▸ **TASK DIRECTIONS**
Can you quote the records below in full, word for word?

───── DATASET CONTENT

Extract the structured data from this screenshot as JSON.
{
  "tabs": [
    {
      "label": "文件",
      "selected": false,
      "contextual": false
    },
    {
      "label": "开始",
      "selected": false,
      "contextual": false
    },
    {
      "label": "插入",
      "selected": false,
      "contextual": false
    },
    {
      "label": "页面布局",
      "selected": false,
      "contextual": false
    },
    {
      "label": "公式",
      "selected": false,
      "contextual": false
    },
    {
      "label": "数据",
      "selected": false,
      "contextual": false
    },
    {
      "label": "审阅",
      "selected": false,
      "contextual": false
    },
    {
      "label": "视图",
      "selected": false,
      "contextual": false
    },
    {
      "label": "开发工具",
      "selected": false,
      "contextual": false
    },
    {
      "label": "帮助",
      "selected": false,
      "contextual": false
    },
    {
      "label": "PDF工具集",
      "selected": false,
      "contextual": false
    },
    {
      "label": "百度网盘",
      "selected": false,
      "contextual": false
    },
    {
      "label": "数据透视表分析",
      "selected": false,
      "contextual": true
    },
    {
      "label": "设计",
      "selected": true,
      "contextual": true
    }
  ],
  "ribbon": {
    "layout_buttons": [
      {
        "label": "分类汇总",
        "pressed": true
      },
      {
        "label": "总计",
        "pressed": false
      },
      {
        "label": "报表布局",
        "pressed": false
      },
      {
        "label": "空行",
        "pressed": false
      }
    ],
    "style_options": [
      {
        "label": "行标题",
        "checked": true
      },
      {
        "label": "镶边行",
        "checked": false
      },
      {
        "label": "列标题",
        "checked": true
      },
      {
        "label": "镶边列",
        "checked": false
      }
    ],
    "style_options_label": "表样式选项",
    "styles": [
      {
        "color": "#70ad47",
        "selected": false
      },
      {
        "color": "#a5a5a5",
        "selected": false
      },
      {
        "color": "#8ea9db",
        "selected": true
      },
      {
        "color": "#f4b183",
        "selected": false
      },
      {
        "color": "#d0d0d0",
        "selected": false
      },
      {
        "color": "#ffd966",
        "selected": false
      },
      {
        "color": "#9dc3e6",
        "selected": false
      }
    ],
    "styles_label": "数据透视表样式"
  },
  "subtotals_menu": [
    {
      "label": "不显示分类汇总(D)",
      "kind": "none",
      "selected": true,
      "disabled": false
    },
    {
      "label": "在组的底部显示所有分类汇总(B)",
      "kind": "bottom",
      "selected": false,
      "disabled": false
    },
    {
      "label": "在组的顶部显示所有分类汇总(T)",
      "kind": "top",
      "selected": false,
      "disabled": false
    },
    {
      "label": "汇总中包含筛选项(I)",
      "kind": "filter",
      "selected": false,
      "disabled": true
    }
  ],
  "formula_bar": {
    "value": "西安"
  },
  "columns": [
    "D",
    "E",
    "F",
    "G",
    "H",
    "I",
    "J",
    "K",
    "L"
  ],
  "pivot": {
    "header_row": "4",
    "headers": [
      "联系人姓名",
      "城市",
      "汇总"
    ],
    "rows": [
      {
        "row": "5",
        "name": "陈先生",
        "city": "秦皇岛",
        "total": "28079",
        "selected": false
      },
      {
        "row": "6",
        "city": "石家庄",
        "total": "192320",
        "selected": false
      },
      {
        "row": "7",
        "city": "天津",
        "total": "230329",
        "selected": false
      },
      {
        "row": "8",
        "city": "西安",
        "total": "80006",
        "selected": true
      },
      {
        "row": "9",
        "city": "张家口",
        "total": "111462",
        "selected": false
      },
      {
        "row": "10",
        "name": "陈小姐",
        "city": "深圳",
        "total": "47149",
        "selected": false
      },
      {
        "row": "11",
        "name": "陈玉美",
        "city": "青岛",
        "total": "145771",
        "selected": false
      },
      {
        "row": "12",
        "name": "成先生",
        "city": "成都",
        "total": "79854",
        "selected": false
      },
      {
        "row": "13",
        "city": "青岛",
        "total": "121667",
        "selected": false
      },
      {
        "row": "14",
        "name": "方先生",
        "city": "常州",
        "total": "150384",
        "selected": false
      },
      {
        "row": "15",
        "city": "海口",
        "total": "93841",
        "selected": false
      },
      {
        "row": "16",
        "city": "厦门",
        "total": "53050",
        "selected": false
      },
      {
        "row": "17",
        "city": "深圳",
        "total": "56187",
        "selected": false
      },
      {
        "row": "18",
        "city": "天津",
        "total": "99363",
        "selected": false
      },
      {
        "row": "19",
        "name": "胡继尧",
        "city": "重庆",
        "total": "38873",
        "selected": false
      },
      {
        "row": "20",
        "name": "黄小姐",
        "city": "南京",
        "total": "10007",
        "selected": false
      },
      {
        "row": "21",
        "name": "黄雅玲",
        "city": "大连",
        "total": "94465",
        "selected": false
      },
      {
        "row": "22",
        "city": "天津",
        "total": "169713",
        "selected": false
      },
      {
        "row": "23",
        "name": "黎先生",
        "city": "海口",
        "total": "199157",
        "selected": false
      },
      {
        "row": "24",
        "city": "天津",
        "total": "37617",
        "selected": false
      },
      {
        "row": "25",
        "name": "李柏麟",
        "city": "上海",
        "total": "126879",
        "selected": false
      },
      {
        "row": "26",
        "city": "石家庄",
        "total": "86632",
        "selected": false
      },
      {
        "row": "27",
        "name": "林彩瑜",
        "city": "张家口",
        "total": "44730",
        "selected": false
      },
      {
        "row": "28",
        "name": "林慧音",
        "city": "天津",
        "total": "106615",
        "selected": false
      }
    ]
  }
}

──────────

▸ **FULL RESPONSE**
Extract the structured data from this screenshot as JSON.
{
  "tabs": [
    {
      "label": "文件",
      "selected": false,
      "contextual": false
    },
    {
      "label": "开始",
      "selected": false,
      "contextual": false
    },
    {
      "label": "插入",
      "selected": false,
      "contextual": false
    },
    {
      "label": "页面布局",
      "selected": false,
      "contextual": false
    },
    {
      "label": "公式",
      "selected": false,
      "contextual": false
    },
    {
      "label": "数据",
      "selected": false,
      "contextual": false
    },
    {
      "label": "审阅",
      "selected": false,
      "contextual": false
    },
    {
      "label": "视图",
      "selected": false,
      "contextual": false
    },
    {
      "label": "开发工具",
      "selected": false,
      "contextual": false
    },
    {
      "label": "帮助",
      "selected": false,
      "contextual": false
    },
    {
      "label": "PDF工具集",
      "selected": false,
      "contextual": false
    },
    {
      "label": "百度网盘",
      "selected": false,
      "contextual": false
    },
    {
      "label": "数据透视表分析",
      "selected": false,
      "contextual": true
    },
    {
      "label": "设计",
      "selected": true,
      "contextual": true
    }
  ],
  "ribbon": {
    "layout_buttons": [
      {
        "label": "分类汇总",
        "pressed": true
      },
      {
        "label": "总计",
        "pressed": false
      },
      {
        "label": "报表布局",
        "pressed": false
      },
      {
        "label": "空行",
        "pressed": false
      }
    ],
    "style_options": [
      {
        "label": "行标题",
        "checked": true
      },
      {
        "label": "镶边行",
        "checked": false
      },
      {
        "label": "列标题",
        "checked": true
      },
      {
        "label": "镶边列",
        "checked": false
      }
    ],
    "style_options_label": "表样式选项",
    "styles": [
      {
        "color": "#70ad47",
        "selected": false
      },
      {
        "color": "#a5a5a5",
        "selected": false
      },
      {
        "color": "#8ea9db",
        "selected": true
      },
      {
        "color": "#f4b183",
        "selected": false
      },
      {
        "color": "#d0d0d0",
        "selected": false
      },
      {
        "color": "#ffd966",
        "selected": false
      },
      {
        "color": "#9dc3e6",
        "selected": false
      }
    ],
    "styles_label": "数据透视表样式"
  },
  "subtotals_menu": [
    {
      "label": "不显示分类汇总(D)",
      "kind": "none",
      "selected": true,
      "disabled": false
    },
    {
      "label": "在组的底部显示所有分类汇总(B)",
      "kind": "bottom",
      "selected": false,
      "disabled": false
    },
    {
      "label": "在组的顶部显示所有分类汇总(T)",
      "kind": "top",
      "selected": false,
      "disabled": false
    },
    {
      "label": "汇总中包含筛选项(I)",
      "kind": "filter",
      "selected": false,
      "disabled": true
    }
  ],
  "formula_bar": {
    "value": "西安"
  },
  "columns": [
    "D",
    "E",
    "F",
    "G",
    "H",
    "I",
    "J",
    "K",
    "L"
  ],
  "pivot": {
    "header_row": "4",
    "headers": [
      "联系人姓名",
      "城市",
      "汇总"
    ],
    "rows": [
      {
        "row": "5",
        "name": "陈先生",
        "city": "秦皇岛",
        "total": "28079",
        "selected": false
      },
      {
        "row": "6",
        "city": "石家庄",
        "total": "192320",
        "selected": false
      },
      {
        "row": "7",
        "city": "天津",
        "total": "230329",
        "selected": false
      },
      {
        "row": "8",
        "city": "西安",
        "total": "80006",
        "selected": true
      },
      {
        "row": "9",
        "city": "张家口",
        "total": "111462",
        "selected": false
      },
      {
        "row": "10",
        "name": "陈小姐",
        "city": "深圳",
        "total": "47149",
        "selected": false
      },
      {
        "row": "11",
        "name": "陈玉美",
        "city": "青岛",
        "total": "145771",
        "selected": false
      },
      {
        "row": "12",
        "name": "成先生",
        "city": "成都",
        "total": "79854",
        "selected": false
      },
      {
        "row": "13",
        "city": "青岛",
        "total": "121667",
        "selected": false
      },
      {
        "row": "14",
        "name": "方先生",
        "city": "常州",
        "total": "150384",
        "selected": false
      },
      {
        "row": "15",
        "city": "海口",
        "total": "93841",
        "selected": false
      },
      {
        "row": "16",
        "city": "厦门",
        "total": "53050",
        "selected": false
      },
      {
        "row": "17",
        "city": "深圳",
        "total": "56187",
        "selected": false
      },
      {
        "row": "18",
        "city": "天津",
        "total": "99363",
        "selected": false
      },
      {
        "row": "19",
        "name": "胡继尧",
        "city": "重庆",
        "total": "38873",
        "selected": false
      },
      {
        "row": "20",
        "name": "黄小姐",
        "city": "南京",
        "total": "10007",
        "selected": false
      },
      {
        "row": "21",
        "name": "黄雅玲",
        "city": "大连",
        "total": "94465",
        "selected": false
      },
      {
        "row": "22",
        "city": "天津",
        "total": "169713",
        "selected": false
      },
      {
        "row": "23",
        "name": "黎先生",
        "city": "海口",
        "total": "199157",
        "selected": false
      },
      {
        "row": "24",
        "city": "天津",
        "total": "37617",
        "selected": false
      },
      {
        "row": "25",
        "name": "李柏麟",
        "city": "上海",
        "total": "126879",
        "selected": false
      },
      {
        "row": "26",
        "city": "石家庄",
        "total": "86632",
        "selected": false
      },
      {
        "row": "27",
        "name": "林彩瑜",
        "city": "张家口",
        "total": "44730",
        "selected": false
      },
      {
        "row": "28",
        "name": "林慧音",
        "city": "天津",
        "total": "106615",
        "selected": false
      }
    ]
  }
}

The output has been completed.